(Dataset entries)
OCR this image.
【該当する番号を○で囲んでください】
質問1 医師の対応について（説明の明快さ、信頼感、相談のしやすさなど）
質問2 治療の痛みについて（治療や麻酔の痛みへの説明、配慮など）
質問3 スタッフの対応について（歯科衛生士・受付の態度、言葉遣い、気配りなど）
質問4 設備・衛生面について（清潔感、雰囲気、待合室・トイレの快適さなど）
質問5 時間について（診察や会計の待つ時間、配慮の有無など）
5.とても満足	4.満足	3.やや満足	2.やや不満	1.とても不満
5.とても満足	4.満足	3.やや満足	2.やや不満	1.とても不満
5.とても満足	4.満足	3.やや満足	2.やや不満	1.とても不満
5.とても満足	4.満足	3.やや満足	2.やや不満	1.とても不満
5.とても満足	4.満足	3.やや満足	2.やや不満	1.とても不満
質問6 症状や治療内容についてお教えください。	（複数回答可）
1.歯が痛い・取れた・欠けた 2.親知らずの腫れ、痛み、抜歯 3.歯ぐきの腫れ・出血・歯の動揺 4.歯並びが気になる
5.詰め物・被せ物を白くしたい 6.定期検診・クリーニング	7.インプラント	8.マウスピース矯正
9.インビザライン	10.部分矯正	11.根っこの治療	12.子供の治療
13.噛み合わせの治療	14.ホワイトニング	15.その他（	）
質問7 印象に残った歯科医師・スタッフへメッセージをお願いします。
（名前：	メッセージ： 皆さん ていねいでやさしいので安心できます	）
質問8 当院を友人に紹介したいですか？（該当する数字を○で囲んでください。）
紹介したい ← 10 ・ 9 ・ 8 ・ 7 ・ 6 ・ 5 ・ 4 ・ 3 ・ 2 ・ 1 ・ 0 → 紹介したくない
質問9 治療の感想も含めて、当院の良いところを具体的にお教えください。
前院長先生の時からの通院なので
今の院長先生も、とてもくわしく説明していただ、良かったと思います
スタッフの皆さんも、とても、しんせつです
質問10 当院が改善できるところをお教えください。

DIRECTIONS FOR THIS TASK ▸ Your task is to transcribe the material exactly.

THE RESULT ▸
OCR this image.
【該当する番号を○で囲んでください】
質問1 医師の対応について（説明の明快さ、信頼感、相談のしやすさなど）
質問2 治療の痛みについて（治療や麻酔の痛みへの説明、配慮など）
質問3 スタッフの対応について（歯科衛生士・受付の態度、言葉遣い、気配りなど）
質問4 設備・衛生面について（清潔感、雰囲気、待合室・トイレの快適さなど）
質問5 時間について（診察や会計の待つ時間、配慮の有無など）
5.とても満足	4.満足	3.やや満足	2.やや不満	1.とても不満
5.とても満足	4.満足	3.やや満足	2.やや不満	1.とても不満
5.とても満足	4.満足	3.やや満足	2.やや不満	1.とても不満
5.とても満足	4.満足	3.やや満足	2.やや不満	1.とても不満
5.とても満足	4.満足	3.やや満足	2.やや不満	1.とても不満
質問6 症状や治療内容についてお教えください。	（複数回答可）
1.歯が痛い・取れた・欠けた 2.親知らずの腫れ、痛み、抜歯 3.歯ぐきの腫れ・出血・歯の動揺 4.歯並びが気になる
5.詰め物・被せ物を白くしたい 6.定期検診・クリーニング	7.インプラント	8.マウスピース矯正
9.インビザライン	10.部分矯正	11.根っこの治療	12.子供の治療
13.噛み合わせの治療	14.ホワイトニング	15.その他（	）
質問7 印象に残った歯科医師・スタッフへメッセージをお願いします。
（名前：	メッセージ： 皆さん ていねいでやさしいので安心できます	）
質問8 当院を友人に紹介したいですか？（該当する数字を○で囲んでください。）
紹介したい ← 10 ・ 9 ・ 8 ・ 7 ・ 6 ・ 5 ・ 4 ・ 3 ・ 2 ・ 1 ・ 0 → 紹介したくない
質問9 治療の感想も含めて、当院の良いところを具体的にお教えください。
前院長先生の時からの通院なので
今の院長先生も、とてもくわしく説明していただ、良かったと思います
スタッフの皆さんも、とても、しんせつです
質問10 当院が改善できるところをお教えください。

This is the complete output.